#### TO DO:
1) List every variable that the code comments in the post about coloring a noise shader below describe.
2) In the post about coloring a noise shader below, what kind of noise is currently applied directly to the sphere?
3) Extend the post about coloring a noise shader below, starting after its final sentence.
[[ SELECTED PASSAGE, beginning ]]
I made a damn pretty shader, if I may say so myself, that will generate a texture on a sphere using the Ken Perlin’s Simplex Noise but with a twist. Some guys have made that algorithm for GLSL without using a LUT (lookup texture).
Right now I’m using the 4D noise that is directly applied to a sphere. Everything works great except for one small problem; coloring.
Noise textures are greyscale. What I need to do is colorize the grayscaled image with a color parameter passed to the shader so that it’ll end up like the image below, only with the right color applied to it. That picture is fine because it’s red. The green and blue channel remain at 0.
Using the above, it’s simple to apply the color by using:
// n = the noise greyscale for that pixel.
// m_sunColor = color passed to the shader from the material.
// r = the new “tinted” color.
float r = (n * m_sunColor.r * 0.33);
But, with a color like light blue (154, 175, 255) I can’t use the formula above.
That’s where you guys come in.
[[ SELECTED PASSAGE, end ]]
[[ LISTED ENTRIES, beginning ]]
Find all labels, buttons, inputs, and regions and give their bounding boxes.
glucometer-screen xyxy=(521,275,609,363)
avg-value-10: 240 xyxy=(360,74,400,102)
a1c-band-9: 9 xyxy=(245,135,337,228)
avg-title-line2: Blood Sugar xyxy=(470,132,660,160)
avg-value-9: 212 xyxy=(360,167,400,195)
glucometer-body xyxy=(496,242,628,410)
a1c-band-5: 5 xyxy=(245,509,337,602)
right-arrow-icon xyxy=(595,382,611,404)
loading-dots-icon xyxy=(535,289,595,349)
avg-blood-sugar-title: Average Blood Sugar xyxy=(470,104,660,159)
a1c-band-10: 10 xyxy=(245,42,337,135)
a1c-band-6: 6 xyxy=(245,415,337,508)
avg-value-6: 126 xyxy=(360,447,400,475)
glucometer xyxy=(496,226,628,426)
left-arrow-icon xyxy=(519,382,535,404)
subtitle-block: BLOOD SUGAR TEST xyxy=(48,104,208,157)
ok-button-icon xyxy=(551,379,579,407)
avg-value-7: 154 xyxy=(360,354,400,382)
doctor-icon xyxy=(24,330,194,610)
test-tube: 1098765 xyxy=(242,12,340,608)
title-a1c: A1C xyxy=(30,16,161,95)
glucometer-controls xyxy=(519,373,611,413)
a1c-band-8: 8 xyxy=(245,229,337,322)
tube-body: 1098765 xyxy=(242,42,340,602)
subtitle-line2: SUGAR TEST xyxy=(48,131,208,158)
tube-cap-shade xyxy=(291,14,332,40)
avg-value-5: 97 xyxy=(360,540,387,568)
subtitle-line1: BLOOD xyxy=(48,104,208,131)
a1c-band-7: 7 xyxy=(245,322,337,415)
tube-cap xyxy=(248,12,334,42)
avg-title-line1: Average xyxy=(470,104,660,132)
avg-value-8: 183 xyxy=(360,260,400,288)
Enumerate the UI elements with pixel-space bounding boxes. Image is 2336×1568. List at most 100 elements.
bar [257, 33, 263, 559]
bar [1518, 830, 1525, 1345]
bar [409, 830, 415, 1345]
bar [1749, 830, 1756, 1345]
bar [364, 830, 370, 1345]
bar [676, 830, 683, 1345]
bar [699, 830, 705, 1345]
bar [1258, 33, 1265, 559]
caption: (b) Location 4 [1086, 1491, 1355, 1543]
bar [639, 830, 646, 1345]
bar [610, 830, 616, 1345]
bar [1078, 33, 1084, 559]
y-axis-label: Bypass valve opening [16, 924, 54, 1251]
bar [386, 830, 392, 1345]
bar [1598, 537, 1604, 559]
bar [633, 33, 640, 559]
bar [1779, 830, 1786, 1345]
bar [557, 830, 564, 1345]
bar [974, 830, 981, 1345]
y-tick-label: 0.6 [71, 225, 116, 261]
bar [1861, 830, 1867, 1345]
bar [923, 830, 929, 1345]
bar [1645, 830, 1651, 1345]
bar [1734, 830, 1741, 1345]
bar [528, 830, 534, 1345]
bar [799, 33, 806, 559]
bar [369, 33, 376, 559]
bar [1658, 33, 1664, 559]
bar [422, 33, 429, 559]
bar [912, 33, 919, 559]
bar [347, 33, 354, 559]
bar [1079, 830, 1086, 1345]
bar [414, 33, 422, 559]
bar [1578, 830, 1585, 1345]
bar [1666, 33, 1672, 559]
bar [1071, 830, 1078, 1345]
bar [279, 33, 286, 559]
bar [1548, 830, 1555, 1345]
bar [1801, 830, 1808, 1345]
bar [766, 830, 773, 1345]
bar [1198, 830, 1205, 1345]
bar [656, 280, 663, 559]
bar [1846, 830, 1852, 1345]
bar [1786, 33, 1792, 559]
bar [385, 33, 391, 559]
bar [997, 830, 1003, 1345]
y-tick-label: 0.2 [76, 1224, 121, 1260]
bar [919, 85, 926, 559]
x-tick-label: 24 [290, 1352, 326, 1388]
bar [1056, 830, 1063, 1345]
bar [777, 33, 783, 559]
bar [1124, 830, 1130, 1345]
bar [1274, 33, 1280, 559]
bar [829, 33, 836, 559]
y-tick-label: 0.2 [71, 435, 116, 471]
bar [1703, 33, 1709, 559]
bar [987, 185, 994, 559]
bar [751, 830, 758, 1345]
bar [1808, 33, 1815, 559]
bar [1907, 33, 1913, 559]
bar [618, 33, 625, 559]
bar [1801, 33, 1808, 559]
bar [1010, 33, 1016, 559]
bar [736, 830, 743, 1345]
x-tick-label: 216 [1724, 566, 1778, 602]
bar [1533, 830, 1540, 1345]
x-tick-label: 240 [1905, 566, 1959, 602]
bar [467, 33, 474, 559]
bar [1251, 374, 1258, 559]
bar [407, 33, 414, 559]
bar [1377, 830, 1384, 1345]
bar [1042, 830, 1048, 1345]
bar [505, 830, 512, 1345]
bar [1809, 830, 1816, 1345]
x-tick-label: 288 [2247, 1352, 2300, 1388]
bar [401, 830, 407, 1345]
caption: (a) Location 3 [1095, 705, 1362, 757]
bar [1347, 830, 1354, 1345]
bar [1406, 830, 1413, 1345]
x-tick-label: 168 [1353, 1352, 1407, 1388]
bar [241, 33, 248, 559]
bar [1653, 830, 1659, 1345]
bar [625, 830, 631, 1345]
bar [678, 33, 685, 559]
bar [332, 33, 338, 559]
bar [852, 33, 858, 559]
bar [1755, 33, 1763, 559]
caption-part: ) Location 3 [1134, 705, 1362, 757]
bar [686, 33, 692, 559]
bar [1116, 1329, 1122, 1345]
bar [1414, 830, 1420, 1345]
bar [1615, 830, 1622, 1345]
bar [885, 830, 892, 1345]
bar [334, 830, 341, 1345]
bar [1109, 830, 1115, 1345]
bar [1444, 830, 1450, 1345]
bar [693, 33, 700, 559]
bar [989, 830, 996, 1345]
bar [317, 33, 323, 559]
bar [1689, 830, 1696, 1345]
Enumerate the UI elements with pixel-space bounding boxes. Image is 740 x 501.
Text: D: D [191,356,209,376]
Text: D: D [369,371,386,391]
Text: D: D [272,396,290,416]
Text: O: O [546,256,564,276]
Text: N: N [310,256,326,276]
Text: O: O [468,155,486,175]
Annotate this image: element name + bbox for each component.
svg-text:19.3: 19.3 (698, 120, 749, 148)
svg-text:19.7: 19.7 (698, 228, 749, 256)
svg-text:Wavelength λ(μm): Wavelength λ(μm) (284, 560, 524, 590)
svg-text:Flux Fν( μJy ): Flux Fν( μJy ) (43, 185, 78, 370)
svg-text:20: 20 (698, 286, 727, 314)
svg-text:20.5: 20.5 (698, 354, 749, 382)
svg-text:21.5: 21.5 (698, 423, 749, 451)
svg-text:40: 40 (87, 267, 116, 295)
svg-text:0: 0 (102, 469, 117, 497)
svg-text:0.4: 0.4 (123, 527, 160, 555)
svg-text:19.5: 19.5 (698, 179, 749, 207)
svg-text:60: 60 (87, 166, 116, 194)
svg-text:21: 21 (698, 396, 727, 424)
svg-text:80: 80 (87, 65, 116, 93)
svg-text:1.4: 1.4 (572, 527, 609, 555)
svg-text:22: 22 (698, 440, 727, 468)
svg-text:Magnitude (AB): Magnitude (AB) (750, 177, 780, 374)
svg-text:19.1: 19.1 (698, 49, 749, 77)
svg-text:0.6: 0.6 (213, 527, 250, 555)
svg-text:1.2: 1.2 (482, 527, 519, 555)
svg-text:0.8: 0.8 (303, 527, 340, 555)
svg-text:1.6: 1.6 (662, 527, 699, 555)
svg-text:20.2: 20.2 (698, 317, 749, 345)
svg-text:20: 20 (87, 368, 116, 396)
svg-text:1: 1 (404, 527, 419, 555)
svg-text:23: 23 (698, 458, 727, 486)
[[ LISTED ENTRIES, end ]]
#### RESPONSES IN ORDER:
1) n, m_sunColor, r

2) 4D noise.

3)
I found some information saying this:
The algorithm would be something like this:
- Pick the target color in terms of two values, a Hue and a Saturation. The hue determines the tone of the color (green, red, etc.), and the saturation determines how pure the color is (the less pure the more the color turns to gray).
- Now for each pixel in your grayscale image, compute the new pixel in the HLS color model, where H and S are your target hue and saturation, and L is the gray value of your pixel.
- Convert this HLS color to RGB and save to the new picture.
For the algorithm to convert HLS to RGB see this page or this page.
But I can't make sense of this. I'm also worried it might bring severe performance issues.
I'm continuing to work on this but it'd be nice if one of you had an idea or knew how to do this.